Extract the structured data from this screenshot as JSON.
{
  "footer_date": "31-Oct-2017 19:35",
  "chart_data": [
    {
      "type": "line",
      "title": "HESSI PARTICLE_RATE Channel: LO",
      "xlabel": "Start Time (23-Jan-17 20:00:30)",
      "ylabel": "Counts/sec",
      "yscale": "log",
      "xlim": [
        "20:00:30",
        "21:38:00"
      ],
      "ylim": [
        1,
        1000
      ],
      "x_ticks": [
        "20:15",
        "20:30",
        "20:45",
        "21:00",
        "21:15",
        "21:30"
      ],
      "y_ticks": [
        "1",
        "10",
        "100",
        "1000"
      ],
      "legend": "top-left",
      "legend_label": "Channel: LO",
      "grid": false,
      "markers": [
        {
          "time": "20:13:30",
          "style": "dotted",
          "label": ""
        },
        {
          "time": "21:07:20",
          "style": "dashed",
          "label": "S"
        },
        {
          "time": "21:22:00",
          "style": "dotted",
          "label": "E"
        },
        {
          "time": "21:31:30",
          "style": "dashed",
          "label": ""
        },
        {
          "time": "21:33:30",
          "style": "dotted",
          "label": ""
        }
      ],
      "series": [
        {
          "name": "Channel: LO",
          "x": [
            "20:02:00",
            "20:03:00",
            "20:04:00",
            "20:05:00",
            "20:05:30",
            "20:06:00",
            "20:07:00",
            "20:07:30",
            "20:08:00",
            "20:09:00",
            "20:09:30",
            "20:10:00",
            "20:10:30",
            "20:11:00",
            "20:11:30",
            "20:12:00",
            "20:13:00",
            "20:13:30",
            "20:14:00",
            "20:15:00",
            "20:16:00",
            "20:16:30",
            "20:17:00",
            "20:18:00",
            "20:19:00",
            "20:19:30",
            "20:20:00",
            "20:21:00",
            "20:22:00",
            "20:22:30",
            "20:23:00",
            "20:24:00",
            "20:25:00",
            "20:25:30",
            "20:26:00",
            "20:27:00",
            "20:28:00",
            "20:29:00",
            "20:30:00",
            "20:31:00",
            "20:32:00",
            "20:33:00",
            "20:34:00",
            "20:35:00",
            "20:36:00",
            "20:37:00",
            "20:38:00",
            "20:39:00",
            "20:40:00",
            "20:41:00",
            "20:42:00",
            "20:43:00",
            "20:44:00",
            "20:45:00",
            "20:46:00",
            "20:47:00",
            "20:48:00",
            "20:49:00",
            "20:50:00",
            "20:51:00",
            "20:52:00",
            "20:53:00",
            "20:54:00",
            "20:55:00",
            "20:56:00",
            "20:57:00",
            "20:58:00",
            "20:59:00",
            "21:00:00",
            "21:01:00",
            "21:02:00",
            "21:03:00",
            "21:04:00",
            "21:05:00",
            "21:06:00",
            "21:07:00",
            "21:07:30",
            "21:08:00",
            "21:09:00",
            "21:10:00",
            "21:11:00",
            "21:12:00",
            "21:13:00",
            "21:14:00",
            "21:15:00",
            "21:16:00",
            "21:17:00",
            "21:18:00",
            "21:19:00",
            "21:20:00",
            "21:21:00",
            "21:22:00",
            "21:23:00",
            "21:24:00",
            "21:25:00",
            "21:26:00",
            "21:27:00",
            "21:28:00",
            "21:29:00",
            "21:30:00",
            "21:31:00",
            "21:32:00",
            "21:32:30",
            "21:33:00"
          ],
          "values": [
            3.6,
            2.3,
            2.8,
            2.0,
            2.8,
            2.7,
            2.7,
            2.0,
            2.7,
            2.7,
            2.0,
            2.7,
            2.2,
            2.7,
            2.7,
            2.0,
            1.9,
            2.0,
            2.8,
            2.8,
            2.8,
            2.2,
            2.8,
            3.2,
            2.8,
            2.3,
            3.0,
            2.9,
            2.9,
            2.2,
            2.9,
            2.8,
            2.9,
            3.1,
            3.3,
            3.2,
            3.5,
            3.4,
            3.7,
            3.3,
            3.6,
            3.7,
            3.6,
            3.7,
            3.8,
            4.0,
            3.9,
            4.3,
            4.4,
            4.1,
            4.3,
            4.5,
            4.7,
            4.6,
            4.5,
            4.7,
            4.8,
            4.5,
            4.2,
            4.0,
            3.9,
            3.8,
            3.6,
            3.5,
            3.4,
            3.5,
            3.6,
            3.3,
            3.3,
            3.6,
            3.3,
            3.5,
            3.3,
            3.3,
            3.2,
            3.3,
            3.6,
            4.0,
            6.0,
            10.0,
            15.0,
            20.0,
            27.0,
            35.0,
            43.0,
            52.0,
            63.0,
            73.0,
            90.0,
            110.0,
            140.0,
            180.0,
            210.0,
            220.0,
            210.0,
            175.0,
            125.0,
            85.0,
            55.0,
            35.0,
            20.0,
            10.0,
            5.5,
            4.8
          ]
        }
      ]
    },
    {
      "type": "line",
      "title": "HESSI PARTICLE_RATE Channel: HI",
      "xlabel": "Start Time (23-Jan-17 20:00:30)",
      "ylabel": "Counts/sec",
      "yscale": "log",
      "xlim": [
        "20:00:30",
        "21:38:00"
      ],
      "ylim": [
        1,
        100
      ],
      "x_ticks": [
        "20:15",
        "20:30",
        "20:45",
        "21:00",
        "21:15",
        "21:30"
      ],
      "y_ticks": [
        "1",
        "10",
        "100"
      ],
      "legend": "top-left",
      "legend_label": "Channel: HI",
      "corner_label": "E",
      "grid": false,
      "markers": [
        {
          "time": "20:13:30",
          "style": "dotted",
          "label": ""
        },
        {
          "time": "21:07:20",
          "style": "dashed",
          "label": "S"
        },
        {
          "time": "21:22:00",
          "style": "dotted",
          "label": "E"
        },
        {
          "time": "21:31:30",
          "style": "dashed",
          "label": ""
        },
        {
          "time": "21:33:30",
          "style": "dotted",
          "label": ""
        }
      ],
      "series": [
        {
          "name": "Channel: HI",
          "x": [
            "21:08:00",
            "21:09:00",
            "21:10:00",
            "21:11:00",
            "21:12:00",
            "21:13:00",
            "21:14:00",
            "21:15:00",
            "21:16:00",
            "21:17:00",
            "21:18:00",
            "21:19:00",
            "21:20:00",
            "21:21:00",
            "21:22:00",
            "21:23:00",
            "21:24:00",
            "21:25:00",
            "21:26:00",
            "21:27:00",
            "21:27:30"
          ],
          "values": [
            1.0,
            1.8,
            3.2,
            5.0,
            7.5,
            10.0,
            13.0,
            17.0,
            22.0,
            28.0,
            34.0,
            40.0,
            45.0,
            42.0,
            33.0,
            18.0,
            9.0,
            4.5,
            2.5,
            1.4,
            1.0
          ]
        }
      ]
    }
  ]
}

+-------+

=== EXERCISE OBJECTIVE ===
Type out all of the material again, word for word.

=== TASK SOLUTION ===
Extract the structured data from this screenshot as JSON.
{
  "footer_date": "31-Oct-2017 19:35",
  "chart_data": [
    {
      "type": "line",
      "title": "HESSI PARTICLE_RATE Channel: LO",
      "xlabel": "Start Time (23-Jan-17 20:00:30)",
      "ylabel": "Counts/sec",
      "yscale": "log",
      "xlim": [
        "20:00:30",
        "21:38:00"
      ],
      "ylim": [
        1,
        1000
      ],
      "x_ticks": [
        "20:15",
        "20:30",
        "20:45",
        "21:00",
        "21:15",
        "21:30"
      ],
      "y_ticks": [
        "1",
        "10",
        "100",
        "1000"
      ],
      "legend": "top-left",
      "legend_label": "Channel: LO",
      "grid": false,
      "markers": [
        {
          "time": "20:13:30",
          "style": "dotted",
          "label": ""
        },
        {
          "time": "21:07:20",
          "style": "dashed",
          "label": "S"
        },
        {
          "time": "21:22:00",
          "style": "dotted",
          "label": "E"
        },
        {
          "time": "21:31:30",
          "style": "dashed",
          "label": ""
        },
        {
          "time": "21:33:30",
          "style": "dotted",
          "label": ""
        }
      ],
      "series": [
        {
          "name": "Channel: LO",
          "x": [
            "20:02:00",
            "20:03:00",
            "20:04:00",
            "20:05:00",
            "20:05:30",
            "20:06:00",
            "20:07:00",
            "20:07:30",
            "20:08:00",
            "20:09:00",
            "20:09:30",
            "20:10:00",
            "20:10:30",
            "20:11:00",
            "20:11:30",
            "20:12:00",
            "20:13:00",
            "20:13:30",
            "20:14:00",
            "20:15:00",
            "20:16:00",
            "20:16:30",
            "20:17:00",
            "20:18:00",
            "20:19:00",
            "20:19:30",
            "20:20:00",
            "20:21:00",
            "20:22:00",
            "20:22:30",
            "20:23:00",
            "20:24:00",
            "20:25:00",
            "20:25:30",
            "20:26:00",
            "20:27:00",
            "20:28:00",
            "20:29:00",
            "20:30:00",
            "20:31:00",
            "20:32:00",
            "20:33:00",
            "20:34:00",
            "20:35:00",
            "20:36:00",
            "20:37:00",
            "20:38:00",
            "20:39:00",
            "20:40:00",
            "20:41:00",
            "20:42:00",
            "20:43:00",
            "20:44:00",
            "20:45:00",
            "20:46:00",
            "20:47:00",
            "20:48:00",
            "20:49:00",
            "20:50:00",
            "20:51:00",
            "20:52:00",
            "20:53:00",
            "20:54:00",
            "20:55:00",
            "20:56:00",
            "20:57:00",
            "20:58:00",
            "20:59:00",
            "21:00:00",
            "21:01:00",
            "21:02:00",
            "21:03:00",
            "21:04:00",
            "21:05:00",
            "21:06:00",
            "21:07:00",
            "21:07:30",
            "21:08:00",
            "21:09:00",
            "21:10:00",
            "21:11:00",
            "21:12:00",
            "21:13:00",
            "21:14:00",
            "21:15:00",
            "21:16:00",
            "21:17:00",
            "21:18:00",
            "21:19:00",
            "21:20:00",
            "21:21:00",
            "21:22:00",
            "21:23:00",
            "21:24:00",
            "21:25:00",
            "21:26:00",
            "21:27:00",
            "21:28:00",
            "21:29:00",
            "21:30:00",
            "21:31:00",
            "21:32:00",
            "21:32:30",
            "21:33:00"
          ],
          "values": [
            3.6,
            2.3,
            2.8,
            2.0,
            2.8,
            2.7,
            2.7,
            2.0,
            2.7,
            2.7,
            2.0,
            2.7,
            2.2,
            2.7,
            2.7,
            2.0,
            1.9,
            2.0,
            2.8,
            2.8,
            2.8,
            2.2,
            2.8,
            3.2,
            2.8,
            2.3,
            3.0,
            2.9,
            2.9,
            2.2,
            2.9,
            2.8,
            2.9,
            3.1,
            3.3,
            3.2,
            3.5,
            3.4,
            3.7,
            3.3,
            3.6,
            3.7,
            3.6,
            3.7,
            3.8,
            4.0,
            3.9,
            4.3,
            4.4,
            4.1,
            4.3,
            4.5,
            4.7,
            4.6,
            4.5,
            4.7,
            4.8,
            4.5,
            4.2,
            4.0,
            3.9,
            3.8,
            3.6,
            3.5,
            3.4,
            3.5,
            3.6,
            3.3,
            3.3,
            3.6,
            3.3,
            3.5,
            3.3,
            3.3,
            3.2,
            3.3,
            3.6,
            4.0,
            6.0,
            10.0,
            15.0,
            20.0,
            27.0,
            35.0,
            43.0,
            52.0,
            63.0,
            73.0,
            90.0,
            110.0,
            140.0,
            180.0,
            210.0,
            220.0,
            210.0,
            175.0,
            125.0,
            85.0,
            55.0,
            35.0,
            20.0,
            10.0,
            5.5,
            4.8
          ]
        }
      ]
    },
    {
      "type": "line",
      "title": "HESSI PARTICLE_RATE Channel: HI",
      "xlabel": "Start Time (23-Jan-17 20:00:30)",
      "ylabel": "Counts/sec",
      "yscale": "log",
      "xlim": [
        "20:00:30",
        "21:38:00"
      ],
      "ylim": [
        1,
        100
      ],
      "x_ticks": [
        "20:15",
        "20:30",
        "20:45",
        "21:00",
        "21:15",
        "21:30"
      ],
      "y_ticks": [
        "1",
        "10",
        "100"
      ],
      "legend": "top-left",
      "legend_label": "Channel: HI",
      "corner_label": "E",
      "grid": false,
      "markers": [
        {
          "time": "20:13:30",
          "style": "dotted",
          "label": ""
        },
        {
          "time": "21:07:20",
          "style": "dashed",
          "label": "S"
        },
        {
          "time": "21:22:00",
          "style": "dotted",
          "label": "E"
        },
        {
          "time": "21:31:30",
          "style": "dashed",
          "label": ""
        },
        {
          "time": "21:33:30",
          "style": "dotted",
          "label": ""
        }
      ],
      "series": [
        {
          "name": "Channel: HI",
          "x": [
            "21:08:00",
            "21:09:00",
            "21:10:00",
            "21:11:00",
            "21:12:00",
            "21:13:00",
            "21:14:00",
            "21:15:00",
            "21:16:00",
            "21:17:00",
            "21:18:00",
            "21:19:00",
            "21:20:00",
            "21:21:00",
            "21:22:00",
            "21:23:00",
            "21:24:00",
            "21:25:00",
            "21:26:00",
            "21:27:00",
            "21:27:30"
          ],
          "values": [
            1.0,
            1.8,
            3.2,
            5.0,
            7.5,
            10.0,
            13.0,
            17.0,
            22.0,
            28.0,
            34.0,
            40.0,
            45.0,
            42.0,
            33.0,
            18.0,
            9.0,
            4.5,
            2.5,
            1.4,
            1.0
          ]
        }
      ]
    }
  ]
}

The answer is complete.